TASK INSTRUCTIONS. Return all of the entries word for word, but omit the pictures they contain.

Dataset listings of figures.

********

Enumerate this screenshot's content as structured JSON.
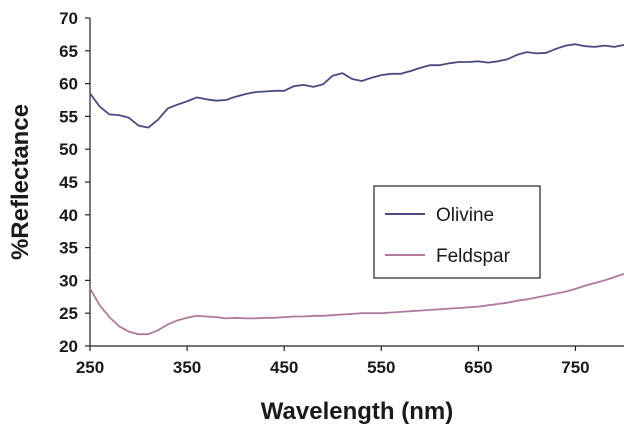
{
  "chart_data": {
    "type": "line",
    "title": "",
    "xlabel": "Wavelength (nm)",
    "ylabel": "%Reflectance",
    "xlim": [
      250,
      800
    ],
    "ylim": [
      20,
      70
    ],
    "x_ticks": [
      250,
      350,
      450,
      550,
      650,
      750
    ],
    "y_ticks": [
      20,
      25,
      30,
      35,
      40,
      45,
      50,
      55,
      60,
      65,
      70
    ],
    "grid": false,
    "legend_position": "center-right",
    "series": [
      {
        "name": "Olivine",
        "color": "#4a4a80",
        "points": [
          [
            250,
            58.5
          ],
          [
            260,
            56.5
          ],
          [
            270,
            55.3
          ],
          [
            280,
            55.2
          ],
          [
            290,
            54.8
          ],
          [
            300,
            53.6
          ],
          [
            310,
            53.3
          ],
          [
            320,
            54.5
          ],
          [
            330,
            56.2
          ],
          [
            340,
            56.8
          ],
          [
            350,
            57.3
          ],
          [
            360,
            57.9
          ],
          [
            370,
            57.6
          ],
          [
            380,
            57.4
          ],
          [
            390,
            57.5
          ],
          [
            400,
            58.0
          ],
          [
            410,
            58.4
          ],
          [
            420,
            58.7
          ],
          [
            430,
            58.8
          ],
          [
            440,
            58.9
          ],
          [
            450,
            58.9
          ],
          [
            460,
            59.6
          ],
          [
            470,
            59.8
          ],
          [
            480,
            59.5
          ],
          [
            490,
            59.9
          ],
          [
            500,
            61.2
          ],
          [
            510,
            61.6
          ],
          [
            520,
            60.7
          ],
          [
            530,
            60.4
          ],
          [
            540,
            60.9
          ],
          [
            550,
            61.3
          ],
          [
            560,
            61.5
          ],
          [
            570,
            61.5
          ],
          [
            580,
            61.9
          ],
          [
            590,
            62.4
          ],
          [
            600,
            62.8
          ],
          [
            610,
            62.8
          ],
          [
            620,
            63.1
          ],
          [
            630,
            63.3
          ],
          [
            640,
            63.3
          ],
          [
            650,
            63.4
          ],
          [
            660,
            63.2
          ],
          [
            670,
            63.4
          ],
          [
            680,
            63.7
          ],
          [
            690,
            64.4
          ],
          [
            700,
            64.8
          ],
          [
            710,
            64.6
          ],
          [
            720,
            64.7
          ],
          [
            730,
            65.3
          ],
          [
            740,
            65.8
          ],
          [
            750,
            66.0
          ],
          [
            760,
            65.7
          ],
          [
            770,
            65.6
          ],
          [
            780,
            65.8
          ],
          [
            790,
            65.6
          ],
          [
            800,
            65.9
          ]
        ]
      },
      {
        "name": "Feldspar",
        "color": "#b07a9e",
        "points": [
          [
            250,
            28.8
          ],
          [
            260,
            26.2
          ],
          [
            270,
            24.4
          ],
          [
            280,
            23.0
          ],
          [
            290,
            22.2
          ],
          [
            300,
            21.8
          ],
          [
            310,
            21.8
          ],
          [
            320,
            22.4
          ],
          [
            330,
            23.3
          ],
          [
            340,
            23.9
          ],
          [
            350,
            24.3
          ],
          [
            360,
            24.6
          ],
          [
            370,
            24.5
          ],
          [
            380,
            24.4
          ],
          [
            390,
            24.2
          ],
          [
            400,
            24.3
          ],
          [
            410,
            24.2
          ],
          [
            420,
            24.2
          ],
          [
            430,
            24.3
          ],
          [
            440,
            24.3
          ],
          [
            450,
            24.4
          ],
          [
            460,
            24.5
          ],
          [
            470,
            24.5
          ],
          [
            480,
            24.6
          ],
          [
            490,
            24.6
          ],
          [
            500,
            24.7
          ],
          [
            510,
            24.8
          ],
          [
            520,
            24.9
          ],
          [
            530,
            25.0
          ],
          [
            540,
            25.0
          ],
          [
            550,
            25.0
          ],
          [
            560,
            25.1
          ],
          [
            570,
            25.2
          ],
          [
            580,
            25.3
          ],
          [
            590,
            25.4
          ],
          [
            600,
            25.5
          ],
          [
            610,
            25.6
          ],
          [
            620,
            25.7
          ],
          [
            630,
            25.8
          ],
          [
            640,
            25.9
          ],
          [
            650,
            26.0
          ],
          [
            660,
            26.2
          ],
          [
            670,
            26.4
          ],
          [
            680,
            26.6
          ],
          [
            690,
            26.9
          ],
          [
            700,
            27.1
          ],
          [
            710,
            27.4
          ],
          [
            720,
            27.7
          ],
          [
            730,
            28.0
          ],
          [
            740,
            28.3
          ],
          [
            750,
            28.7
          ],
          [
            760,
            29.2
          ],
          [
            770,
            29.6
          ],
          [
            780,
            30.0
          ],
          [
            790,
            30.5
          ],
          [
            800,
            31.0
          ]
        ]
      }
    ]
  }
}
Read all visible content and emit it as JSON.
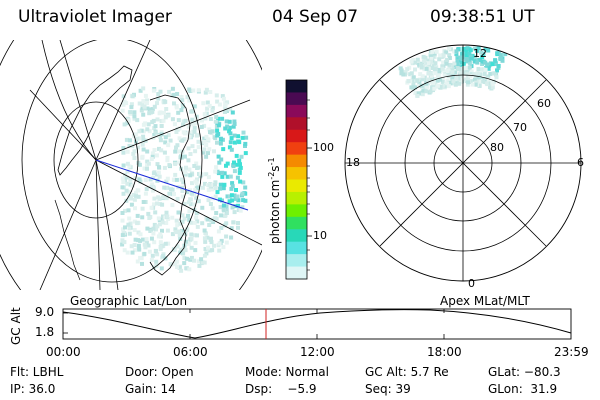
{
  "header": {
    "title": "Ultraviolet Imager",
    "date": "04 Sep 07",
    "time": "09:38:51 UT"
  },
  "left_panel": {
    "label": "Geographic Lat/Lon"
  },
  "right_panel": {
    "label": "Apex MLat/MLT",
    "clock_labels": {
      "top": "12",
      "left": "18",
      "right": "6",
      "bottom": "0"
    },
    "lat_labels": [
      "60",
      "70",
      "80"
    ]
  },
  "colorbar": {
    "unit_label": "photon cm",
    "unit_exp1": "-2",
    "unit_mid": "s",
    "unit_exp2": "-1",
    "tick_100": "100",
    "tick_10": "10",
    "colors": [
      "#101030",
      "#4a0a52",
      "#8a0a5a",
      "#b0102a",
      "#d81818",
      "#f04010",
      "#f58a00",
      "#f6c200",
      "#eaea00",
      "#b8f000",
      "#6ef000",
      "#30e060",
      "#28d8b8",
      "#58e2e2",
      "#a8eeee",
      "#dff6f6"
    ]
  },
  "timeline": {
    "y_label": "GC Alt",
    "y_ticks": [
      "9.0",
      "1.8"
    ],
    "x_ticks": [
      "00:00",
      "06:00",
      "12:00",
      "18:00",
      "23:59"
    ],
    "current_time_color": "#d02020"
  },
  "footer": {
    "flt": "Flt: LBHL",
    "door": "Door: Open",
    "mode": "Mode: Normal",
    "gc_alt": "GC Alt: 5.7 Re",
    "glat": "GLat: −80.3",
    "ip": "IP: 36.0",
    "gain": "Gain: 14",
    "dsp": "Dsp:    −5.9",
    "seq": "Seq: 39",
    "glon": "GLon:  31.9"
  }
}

********

RESULT.
Enumerate this screenshot's content as structured JSON.
{
  "chart_data": {
    "type": "line",
    "title": "",
    "xlabel": "Wavelength (nm)",
    "ylabel": "%Reflectance",
    "xlim": [
      250,
      800
    ],
    "ylim": [
      20,
      70
    ],
    "x_ticks": [
      250,
      350,
      450,
      550,
      650,
      750
    ],
    "y_ticks": [
      20,
      25,
      30,
      35,
      40,
      45,
      50,
      55,
      60,
      65,
      70
    ],
    "grid": false,
    "legend_position": "center-right",
    "series": [
      {
        "name": "Olivine",
        "color": "#4a4a80",
        "points": [
          [
            250,
            58.5
          ],
          [
            260,
            56.5
          ],
          [
            270,
            55.3
          ],
          [
            280,
            55.2
          ],
          [
            290,
            54.8
          ],
          [
            300,
            53.6
          ],
          [
            310,
            53.3
          ],
          [
            320,
            54.5
          ],
          [
            330,
            56.2
          ],
          [
            340,
            56.8
          ],
          [
            350,
            57.3
          ],
          [
            360,
            57.9
          ],
          [
            370,
            57.6
          ],
          [
            380,
            57.4
          ],
          [
            390,
            57.5
          ],
          [
            400,
            58.0
          ],
          [
            410,
            58.4
          ],
          [
            420,
            58.7
          ],
          [
            430,
            58.8
          ],
          [
            440,
            58.9
          ],
          [
            450,
            58.9
          ],
          [
            460,
            59.6
          ],
          [
            470,
            59.8
          ],
          [
            480,
            59.5
          ],
          [
            490,
            59.9
          ],
          [
            500,
            61.2
          ],
          [
            510,
            61.6
          ],
          [
            520,
            60.7
          ],
          [
            530,
            60.4
          ],
          [
            540,
            60.9
          ],
          [
            550,
            61.3
          ],
          [
            560,
            61.5
          ],
          [
            570,
            61.5
          ],
          [
            580,
            61.9
          ],
          [
            590,
            62.4
          ],
          [
            600,
            62.8
          ],
          [
            610,
            62.8
          ],
          [
            620,
            63.1
          ],
          [
            630,
            63.3
          ],
          [
            640,
            63.3
          ],
          [
            650,
            63.4
          ],
          [
            660,
            63.2
          ],
          [
            670,
            63.4
          ],
          [
            680,
            63.7
          ],
          [
            690,
            64.4
          ],
          [
            700,
            64.8
          ],
          [
            710,
            64.6
          ],
          [
            720,
            64.7
          ],
          [
            730,
            65.3
          ],
          [
            740,
            65.8
          ],
          [
            750,
            66.0
          ],
          [
            760,
            65.7
          ],
          [
            770,
            65.6
          ],
          [
            780,
            65.8
          ],
          [
            790,
            65.6
          ],
          [
            800,
            65.9
          ]
        ]
      },
      {
        "name": "Feldspar",
        "color": "#b07a9e",
        "points": [
          [
            250,
            28.8
          ],
          [
            260,
            26.2
          ],
          [
            270,
            24.4
          ],
          [
            280,
            23.0
          ],
          [
            290,
            22.2
          ],
          [
            300,
            21.8
          ],
          [
            310,
            21.8
          ],
          [
            320,
            22.4
          ],
          [
            330,
            23.3
          ],
          [
            340,
            23.9
          ],
          [
            350,
            24.3
          ],
          [
            360,
            24.6
          ],
          [
            370,
            24.5
          ],
          [
            380,
            24.4
          ],
          [
            390,
            24.2
          ],
          [
            400,
            24.3
          ],
          [
            410,
            24.2
          ],
          [
            420,
            24.2
          ],
          [
            430,
            24.3
          ],
          [
            440,
            24.3
          ],
          [
            450,
            24.4
          ],
          [
            460,
            24.5
          ],
          [
            470,
            24.5
          ],
          [
            480,
            24.6
          ],
          [
            490,
            24.6
          ],
          [
            500,
            24.7
          ],
          [
            510,
            24.8
          ],
          [
            520,
            24.9
          ],
          [
            530,
            25.0
          ],
          [
            540,
            25.0
          ],
          [
            550,
            25.0
          ],
          [
            560,
            25.1
          ],
          [
            570,
            25.2
          ],
          [
            580,
            25.3
          ],
          [
            590,
            25.4
          ],
          [
            600,
            25.5
          ],
          [
            610,
            25.6
          ],
          [
            620,
            25.7
          ],
          [
            630,
            25.8
          ],
          [
            640,
            25.9
          ],
          [
            650,
            26.0
          ],
          [
            660,
            26.2
          ],
          [
            670,
            26.4
          ],
          [
            680,
            26.6
          ],
          [
            690,
            26.9
          ],
          [
            700,
            27.1
          ],
          [
            710,
            27.4
          ],
          [
            720,
            27.7
          ],
          [
            730,
            28.0
          ],
          [
            740,
            28.3
          ],
          [
            750,
            28.7
          ],
          [
            760,
            29.2
          ],
          [
            770,
            29.6
          ],
          [
            780,
            30.0
          ],
          [
            790,
            30.5
          ],
          [
            800,
            31.0
          ]
        ]
      }
    ]
  }
}
Read all visible content and emit it as JSON.
{
  "header": {
    "title": "Ultraviolet Imager",
    "date": "04 Sep 07",
    "time": "09:38:51 UT"
  },
  "left_panel": {
    "label": "Geographic Lat/Lon"
  },
  "right_panel": {
    "label": "Apex MLat/MLT",
    "clock_labels": {
      "top": "12",
      "left": "18",
      "right": "6",
      "bottom": "0"
    },
    "lat_labels": [
      "60",
      "70",
      "80"
    ]
  },
  "colorbar": {
    "unit_label": "photon cm",
    "unit_exp1": "-2",
    "unit_mid": "s",
    "unit_exp2": "-1",
    "tick_100": "100",
    "tick_10": "10",
    "colors": [
      "#101030",
      "#4a0a52",
      "#8a0a5a",
      "#b0102a",
      "#d81818",
      "#f04010",
      "#f58a00",
      "#f6c200",
      "#eaea00",
      "#b8f000",
      "#6ef000",
      "#30e060",
      "#28d8b8",
      "#58e2e2",
      "#a8eeee",
      "#dff6f6"
    ]
  },
  "timeline": {
    "y_label": "GC Alt",
    "y_ticks": [
      "9.0",
      "1.8"
    ],
    "x_ticks": [
      "00:00",
      "06:00",
      "12:00",
      "18:00",
      "23:59"
    ],
    "current_time_color": "#d02020"
  },
  "footer": {
    "flt": "Flt: LBHL",
    "door": "Door: Open",
    "mode": "Mode: Normal",
    "gc_alt": "GC Alt: 5.7 Re",
    "glat": "GLat: −80.3",
    "ip": "IP: 36.0",
    "gain": "Gain: 14",
    "dsp": "Dsp:    −5.9",
    "seq": "Seq: 39",
    "glon": "GLon:  31.9"
  }
}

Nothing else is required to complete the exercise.